→ OBJECTIVE
Write out all of the lines below, exactly and completely.

→ EXCERPTED RECORDS
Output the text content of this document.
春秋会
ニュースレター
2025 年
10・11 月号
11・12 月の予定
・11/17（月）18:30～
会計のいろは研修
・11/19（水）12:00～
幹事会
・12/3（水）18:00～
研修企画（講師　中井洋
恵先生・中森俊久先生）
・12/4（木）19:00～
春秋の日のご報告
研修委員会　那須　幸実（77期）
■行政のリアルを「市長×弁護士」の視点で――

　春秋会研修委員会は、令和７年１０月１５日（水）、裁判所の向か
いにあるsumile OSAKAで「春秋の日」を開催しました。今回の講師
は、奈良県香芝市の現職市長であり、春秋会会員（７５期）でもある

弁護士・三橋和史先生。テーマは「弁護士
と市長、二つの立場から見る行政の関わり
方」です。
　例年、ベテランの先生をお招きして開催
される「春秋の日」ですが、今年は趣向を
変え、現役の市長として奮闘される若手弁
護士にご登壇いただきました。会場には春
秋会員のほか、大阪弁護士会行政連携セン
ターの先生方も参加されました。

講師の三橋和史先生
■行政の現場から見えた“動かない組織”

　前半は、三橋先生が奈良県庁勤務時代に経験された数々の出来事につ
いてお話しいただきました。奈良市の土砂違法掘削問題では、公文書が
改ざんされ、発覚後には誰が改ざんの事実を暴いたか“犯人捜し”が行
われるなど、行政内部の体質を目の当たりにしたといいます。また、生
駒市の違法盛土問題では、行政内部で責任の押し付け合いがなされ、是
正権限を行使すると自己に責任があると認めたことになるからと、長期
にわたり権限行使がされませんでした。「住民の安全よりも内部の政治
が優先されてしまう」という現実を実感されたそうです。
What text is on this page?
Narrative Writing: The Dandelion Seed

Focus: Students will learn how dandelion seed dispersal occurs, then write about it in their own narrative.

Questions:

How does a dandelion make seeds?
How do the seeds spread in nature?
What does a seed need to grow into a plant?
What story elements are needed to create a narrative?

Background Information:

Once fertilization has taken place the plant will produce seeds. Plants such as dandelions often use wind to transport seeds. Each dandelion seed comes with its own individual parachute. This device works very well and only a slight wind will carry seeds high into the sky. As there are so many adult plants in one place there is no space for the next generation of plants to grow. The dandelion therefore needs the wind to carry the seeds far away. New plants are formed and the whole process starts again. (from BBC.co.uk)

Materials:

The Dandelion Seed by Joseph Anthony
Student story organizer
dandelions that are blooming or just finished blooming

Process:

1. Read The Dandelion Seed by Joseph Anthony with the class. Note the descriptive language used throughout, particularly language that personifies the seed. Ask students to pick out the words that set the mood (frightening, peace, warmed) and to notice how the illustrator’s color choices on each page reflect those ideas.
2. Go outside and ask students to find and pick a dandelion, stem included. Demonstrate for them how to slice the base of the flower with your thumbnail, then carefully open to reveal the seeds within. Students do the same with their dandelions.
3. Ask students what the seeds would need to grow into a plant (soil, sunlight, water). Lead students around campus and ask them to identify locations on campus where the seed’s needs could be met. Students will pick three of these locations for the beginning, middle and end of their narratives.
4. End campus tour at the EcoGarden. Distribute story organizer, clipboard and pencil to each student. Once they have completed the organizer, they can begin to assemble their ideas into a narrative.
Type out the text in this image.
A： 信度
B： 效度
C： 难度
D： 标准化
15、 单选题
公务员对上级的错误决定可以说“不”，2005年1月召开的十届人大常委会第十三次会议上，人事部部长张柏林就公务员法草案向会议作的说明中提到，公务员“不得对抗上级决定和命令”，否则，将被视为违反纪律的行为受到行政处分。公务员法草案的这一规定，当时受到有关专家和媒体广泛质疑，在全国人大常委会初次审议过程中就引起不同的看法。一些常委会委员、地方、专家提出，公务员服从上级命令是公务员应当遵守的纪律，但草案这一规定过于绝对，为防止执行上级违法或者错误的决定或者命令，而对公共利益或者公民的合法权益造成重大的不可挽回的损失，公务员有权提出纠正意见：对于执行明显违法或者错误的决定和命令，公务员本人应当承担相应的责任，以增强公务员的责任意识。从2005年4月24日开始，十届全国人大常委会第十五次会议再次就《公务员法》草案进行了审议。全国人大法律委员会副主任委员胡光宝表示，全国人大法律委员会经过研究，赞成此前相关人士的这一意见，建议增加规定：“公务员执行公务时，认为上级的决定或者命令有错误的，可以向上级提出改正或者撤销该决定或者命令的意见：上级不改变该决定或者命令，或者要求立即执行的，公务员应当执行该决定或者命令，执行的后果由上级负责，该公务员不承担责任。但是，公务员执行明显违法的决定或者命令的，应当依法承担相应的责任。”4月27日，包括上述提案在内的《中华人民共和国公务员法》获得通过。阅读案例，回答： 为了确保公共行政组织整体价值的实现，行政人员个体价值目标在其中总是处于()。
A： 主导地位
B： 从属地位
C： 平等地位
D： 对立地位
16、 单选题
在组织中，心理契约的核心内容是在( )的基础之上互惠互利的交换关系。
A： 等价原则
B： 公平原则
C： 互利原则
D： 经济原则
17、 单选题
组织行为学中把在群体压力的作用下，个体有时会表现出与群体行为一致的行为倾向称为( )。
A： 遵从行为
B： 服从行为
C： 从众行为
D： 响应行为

→ PROBLEM SOLUTION
Output the text content of this document.
春秋会
ニュースレター
2025 年
10・11 月号
11・12 月の予定
・11/17（月）18:30～
会計のいろは研修
・11/19（水）12:00～
幹事会
・12/3（水）18:00～
研修企画（講師　中井洋
恵先生・中森俊久先生）
・12/4（木）19:00～
春秋の日のご報告
研修委員会　那須　幸実（77期）
■行政のリアルを「市長×弁護士」の視点で――

　春秋会研修委員会は、令和７年１０月１５日（水）、裁判所の向か
いにあるsumile OSAKAで「春秋の日」を開催しました。今回の講師
は、奈良県香芝市の現職市長であり、春秋会会員（７５期）でもある

弁護士・三橋和史先生。テーマは「弁護士
と市長、二つの立場から見る行政の関わり
方」です。
　例年、ベテランの先生をお招きして開催
される「春秋の日」ですが、今年は趣向を
変え、現役の市長として奮闘される若手弁
護士にご登壇いただきました。会場には春
秋会員のほか、大阪弁護士会行政連携セン
ターの先生方も参加されました。

講師の三橋和史先生
■行政の現場から見えた“動かない組織”

　前半は、三橋先生が奈良県庁勤務時代に経験された数々の出来事につ
いてお話しいただきました。奈良市の土砂違法掘削問題では、公文書が
改ざんされ、発覚後には誰が改ざんの事実を暴いたか“犯人捜し”が行
われるなど、行政内部の体質を目の当たりにしたといいます。また、生
駒市の違法盛土問題では、行政内部で責任の押し付け合いがなされ、是
正権限を行使すると自己に責任があると認めたことになるからと、長期
にわたり権限行使がされませんでした。「住民の安全よりも内部の政治
が優先されてしまう」という現実を実感されたそうです。
What text is on this page?
Narrative Writing: The Dandelion Seed

Focus: Students will learn how dandelion seed dispersal occurs, then write about it in their own narrative.

Questions:

How does a dandelion make seeds?
How do the seeds spread in nature?
What does a seed need to grow into a plant?
What story elements are needed to create a narrative?

Background Information:

Once fertilization has taken place the plant will produce seeds. Plants such as dandelions often use wind to transport seeds. Each dandelion seed comes with its own individual parachute. This device works very well and only a slight wind will carry seeds high into the sky. As there are so many adult plants in one place there is no space for the next generation of plants to grow. The dandelion therefore needs the wind to carry the seeds far away. New plants are formed and the whole process starts again. (from BBC.co.uk)

Materials:

The Dandelion Seed by Joseph Anthony
Student story organizer
dandelions that are blooming or just finished blooming

Process:

1. Read The Dandelion Seed by Joseph Anthony with the class. Note the descriptive language used throughout, particularly language that personifies the seed. Ask students to pick out the words that set the mood (frightening, peace, warmed) and to notice how the illustrator’s color choices on each page reflect those ideas.
2. Go outside and ask students to find and pick a dandelion, stem included. Demonstrate for them how to slice the base of the flower with your thumbnail, then carefully open to reveal the seeds within. Students do the same with their dandelions.
3. Ask students what the seeds would need to grow into a plant (soil, sunlight, water). Lead students around campus and ask them to identify locations on campus where the seed’s needs could be met. Students will pick three of these locations for the beginning, middle and end of their narratives.
4. End campus tour at the EcoGarden. Distribute story organizer, clipboard and pencil to each student. Once they have completed the organizer, they can begin to assemble their ideas into a narrative.
Type out the text in this image.
A： 信度
B： 效度
C： 难度
D： 标准化
15、 单选题
公务员对上级的错误决定可以说“不”，2005年1月召开的十届人大常委会第十三次会议上，人事部部长张柏林就公务员法草案向会议作的说明中提到，公务员“不得对抗上级决定和命令”，否则，将被视为违反纪律的行为受到行政处分。公务员法草案的这一规定，当时受到有关专家和媒体广泛质疑，在全国人大常委会初次审议过程中就引起不同的看法。一些常委会委员、地方、专家提出，公务员服从上级命令是公务员应当遵守的纪律，但草案这一规定过于绝对，为防止执行上级违法或者错误的决定或者命令，而对公共利益或者公民的合法权益造成重大的不可挽回的损失，公务员有权提出纠正意见：对于执行明显违法或者错误的决定和命令，公务员本人应当承担相应的责任，以增强公务员的责任意识。从2005年4月24日开始，十届全国人大常委会第十五次会议再次就《公务员法》草案进行了审议。全国人大法律委员会副主任委员胡光宝表示，全国人大法律委员会经过研究，赞成此前相关人士的这一意见，建议增加规定：“公务员执行公务时，认为上级的决定或者命令有错误的，可以向上级提出改正或者撤销该决定或者命令的意见：上级不改变该决定或者命令，或者要求立即执行的，公务员应当执行该决定或者命令，执行的后果由上级负责，该公务员不承担责任。但是，公务员执行明显违法的决定或者命令的，应当依法承担相应的责任。”4月27日，包括上述提案在内的《中华人民共和国公务员法》获得通过。阅读案例，回答： 为了确保公共行政组织整体价值的实现，行政人员个体价值目标在其中总是处于()。
A： 主导地位
B： 从属地位
C： 平等地位
D： 对立地位
16、 单选题
在组织中，心理契约的核心内容是在( )的基础之上互惠互利的交换关系。
A： 等价原则
B： 公平原则
C： 互利原则
D： 经济原则
17、 单选题
组织行为学中把在群体压力的作用下，个体有时会表现出与群体行为一致的行为倾向称为( )。
A： 遵从行为
B： 服从行为
C： 从众行为
D： 响应行为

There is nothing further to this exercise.